**Given request:** Skip the pictures and quote all of the lines exactly.

**Record list:**
★ ★ ★

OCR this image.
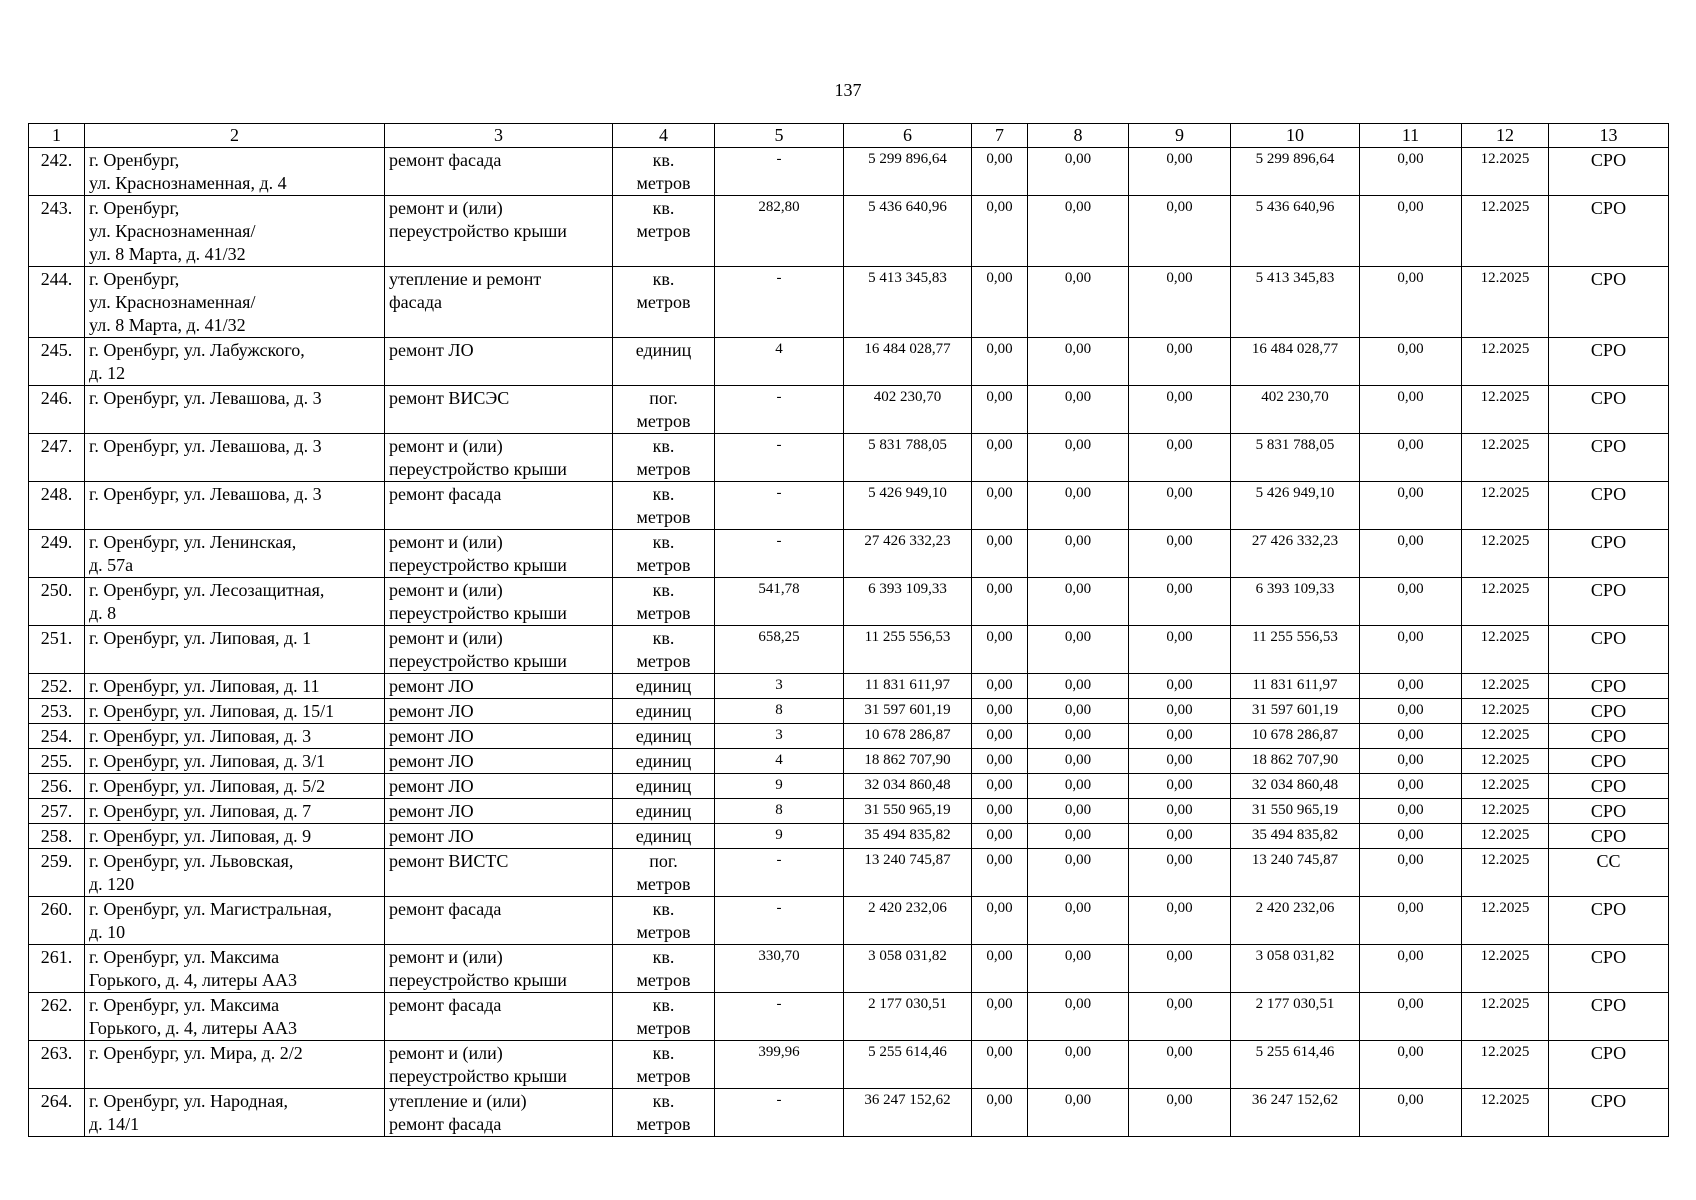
137
1	2	3	4	5	6	7	8	9	10	11	12	13
242.	г. Оренбург,
ул. Краснознаменная, д. 4	ремонт фасада	кв.
метров	-	5 299 896,64	0,00	0,00	0,00	5 299 896,64	0,00	12.2025	СРО
243.	г. Оренбург,
ул. Краснознаменная/
ул. 8 Марта, д. 41/32	ремонт и (или)
переустройство крыши	кв.
метров	282,80	5 436 640,96	0,00	0,00	0,00	5 436 640,96	0,00	12.2025	СРО
244.	г. Оренбург,
ул. Краснознаменная/
ул. 8 Марта, д. 41/32	утепление и ремонт
фасада	кв.
метров	-	5 413 345,83	0,00	0,00	0,00	5 413 345,83	0,00	12.2025	СРО
245.	г. Оренбург, ул. Лабужского,
д. 12	ремонт ЛО	единиц	4	16 484 028,77	0,00	0,00	0,00	16 484 028,77	0,00	12.2025	СРО
246.	г. Оренбург, ул. Левашова, д. 3	ремонт ВИСЭС	пог.
метров	-	402 230,70	0,00	0,00	0,00	402 230,70	0,00	12.2025	СРО
247.	г. Оренбург, ул. Левашова, д. 3	ремонт и (или)
переустройство крыши	кв.
метров	-	5 831 788,05	0,00	0,00	0,00	5 831 788,05	0,00	12.2025	СРО
248.	г. Оренбург, ул. Левашова, д. 3	ремонт фасада	кв.
метров	-	5 426 949,10	0,00	0,00	0,00	5 426 949,10	0,00	12.2025	СРО
249.	г. Оренбург, ул. Ленинская,
д. 57а	ремонт и (или)
переустройство крыши	кв.
метров	-	27 426 332,23	0,00	0,00	0,00	27 426 332,23	0,00	12.2025	СРО
250.	г. Оренбург, ул. Лесозащитная,
д. 8	ремонт и (или)
переустройство крыши	кв.
метров	541,78	6 393 109,33	0,00	0,00	0,00	6 393 109,33	0,00	12.2025	СРО
251.	г. Оренбург, ул. Липовая, д. 1	ремонт и (или)
переустройство крыши	кв.
метров	658,25	11 255 556,53	0,00	0,00	0,00	11 255 556,53	0,00	12.2025	СРО
252.	г. Оренбург, ул. Липовая, д. 11	ремонт ЛО	единиц	3	11 831 611,97	0,00	0,00	0,00	11 831 611,97	0,00	12.2025	СРО
253.	г. Оренбург, ул. Липовая, д. 15/1	ремонт ЛО	единиц	8	31 597 601,19	0,00	0,00	0,00	31 597 601,19	0,00	12.2025	СРО
254.	г. Оренбург, ул. Липовая, д. 3	ремонт ЛО	единиц	3	10 678 286,87	0,00	0,00	0,00	10 678 286,87	0,00	12.2025	СРО
255.	г. Оренбург, ул. Липовая, д. 3/1	ремонт ЛО	единиц	4	18 862 707,90	0,00	0,00	0,00	18 862 707,90	0,00	12.2025	СРО
256.	г. Оренбург, ул. Липовая, д. 5/2	ремонт ЛО	единиц	9	32 034 860,48	0,00	0,00	0,00	32 034 860,48	0,00	12.2025	СРО
257.	г. Оренбург, ул. Липовая, д. 7	ремонт ЛО	единиц	8	31 550 965,19	0,00	0,00	0,00	31 550 965,19	0,00	12.2025	СРО
258.	г. Оренбург, ул. Липовая, д. 9	ремонт ЛО	единиц	9	35 494 835,82	0,00	0,00	0,00	35 494 835,82	0,00	12.2025	СРО
259.	г. Оренбург, ул. Львовская,
д. 120	ремонт ВИСТС	пог.
метров	-	13 240 745,87	0,00	0,00	0,00	13 240 745,87	0,00	12.2025	СС
260.	г. Оренбург, ул. Магистральная,
д. 10	ремонт фасада	кв.
метров	-	2 420 232,06	0,00	0,00	0,00	2 420 232,06	0,00	12.2025	СРО
261.	г. Оренбург, ул. Максима
Горького, д. 4, литеры АА3	ремонт и (или)
переустройство крыши	кв.
метров	330,70	3 058 031,82	0,00	0,00	0,00	3 058 031,82	0,00	12.2025	СРО
262.	г. Оренбург, ул. Максима
Горького, д. 4, литеры АА3	ремонт фасада	кв.
метров	-	2 177 030,51	0,00	0,00	0,00	2 177 030,51	0,00	12.2025	СРО
263.	г. Оренбург, ул. Мира, д. 2/2	ремонт и (или)
переустройство крыши	кв.
метров	399,96	5 255 614,46	0,00	0,00	0,00	5 255 614,46	0,00	12.2025	СРО
264.	г. Оренбург, ул. Народная,
д. 14/1	утепление и (или)
ремонт фасада	кв.
метров	-	36 247 152,62	0,00	0,00	0,00	36 247 152,62	0,00	12.2025	СРО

★ ★ ★

**Response to the task:**
OCR this image.
137
1	2	3	4	5	6	7	8	9	10	11	12	13
242.	г. Оренбург,
ул. Краснознаменная, д. 4	ремонт фасада	кв.
метров	-	5 299 896,64	0,00	0,00	0,00	5 299 896,64	0,00	12.2025	СРО
243.	г. Оренбург,
ул. Краснознаменная/
ул. 8 Марта, д. 41/32	ремонт и (или)
переустройство крыши	кв.
метров	282,80	5 436 640,96	0,00	0,00	0,00	5 436 640,96	0,00	12.2025	СРО
244.	г. Оренбург,
ул. Краснознаменная/
ул. 8 Марта, д. 41/32	утепление и ремонт
фасада	кв.
метров	-	5 413 345,83	0,00	0,00	0,00	5 413 345,83	0,00	12.2025	СРО
245.	г. Оренбург, ул. Лабужского,
д. 12	ремонт ЛО	единиц	4	16 484 028,77	0,00	0,00	0,00	16 484 028,77	0,00	12.2025	СРО
246.	г. Оренбург, ул. Левашова, д. 3	ремонт ВИСЭС	пог.
метров	-	402 230,70	0,00	0,00	0,00	402 230,70	0,00	12.2025	СРО
247.	г. Оренбург, ул. Левашова, д. 3	ремонт и (или)
переустройство крыши	кв.
метров	-	5 831 788,05	0,00	0,00	0,00	5 831 788,05	0,00	12.2025	СРО
248.	г. Оренбург, ул. Левашова, д. 3	ремонт фасада	кв.
метров	-	5 426 949,10	0,00	0,00	0,00	5 426 949,10	0,00	12.2025	СРО
249.	г. Оренбург, ул. Ленинская,
д. 57а	ремонт и (или)
переустройство крыши	кв.
метров	-	27 426 332,23	0,00	0,00	0,00	27 426 332,23	0,00	12.2025	СРО
250.	г. Оренбург, ул. Лесозащитная,
д. 8	ремонт и (или)
переустройство крыши	кв.
метров	541,78	6 393 109,33	0,00	0,00	0,00	6 393 109,33	0,00	12.2025	СРО
251.	г. Оренбург, ул. Липовая, д. 1	ремонт и (или)
переустройство крыши	кв.
метров	658,25	11 255 556,53	0,00	0,00	0,00	11 255 556,53	0,00	12.2025	СРО
252.	г. Оренбург, ул. Липовая, д. 11	ремонт ЛО	единиц	3	11 831 611,97	0,00	0,00	0,00	11 831 611,97	0,00	12.2025	СРО
253.	г. Оренбург, ул. Липовая, д. 15/1	ремонт ЛО	единиц	8	31 597 601,19	0,00	0,00	0,00	31 597 601,19	0,00	12.2025	СРО
254.	г. Оренбург, ул. Липовая, д. 3	ремонт ЛО	единиц	3	10 678 286,87	0,00	0,00	0,00	10 678 286,87	0,00	12.2025	СРО
255.	г. Оренбург, ул. Липовая, д. 3/1	ремонт ЛО	единиц	4	18 862 707,90	0,00	0,00	0,00	18 862 707,90	0,00	12.2025	СРО
256.	г. Оренбург, ул. Липовая, д. 5/2	ремонт ЛО	единиц	9	32 034 860,48	0,00	0,00	0,00	32 034 860,48	0,00	12.2025	СРО
257.	г. Оренбург, ул. Липовая, д. 7	ремонт ЛО	единиц	8	31 550 965,19	0,00	0,00	0,00	31 550 965,19	0,00	12.2025	СРО
258.	г. Оренбург, ул. Липовая, д. 9	ремонт ЛО	единиц	9	35 494 835,82	0,00	0,00	0,00	35 494 835,82	0,00	12.2025	СРО
259.	г. Оренбург, ул. Львовская,
д. 120	ремонт ВИСТС	пог.
метров	-	13 240 745,87	0,00	0,00	0,00	13 240 745,87	0,00	12.2025	СС
260.	г. Оренбург, ул. Магистральная,
д. 10	ремонт фасада	кв.
метров	-	2 420 232,06	0,00	0,00	0,00	2 420 232,06	0,00	12.2025	СРО
261.	г. Оренбург, ул. Максима
Горького, д. 4, литеры АА3	ремонт и (или)
переустройство крыши	кв.
метров	330,70	3 058 031,82	0,00	0,00	0,00	3 058 031,82	0,00	12.2025	СРО
262.	г. Оренбург, ул. Максима
Горького, д. 4, литеры АА3	ремонт фасада	кв.
метров	-	2 177 030,51	0,00	0,00	0,00	2 177 030,51	0,00	12.2025	СРО
263.	г. Оренбург, ул. Мира, д. 2/2	ремонт и (или)
переустройство крыши	кв.
метров	399,96	5 255 614,46	0,00	0,00	0,00	5 255 614,46	0,00	12.2025	СРО
264.	г. Оренбург, ул. Народная,
д. 14/1	утепление и (или)
ремонт фасада	кв.
метров	-	36 247 152,62	0,00	0,00	0,00	36 247 152,62	0,00	12.2025	СРО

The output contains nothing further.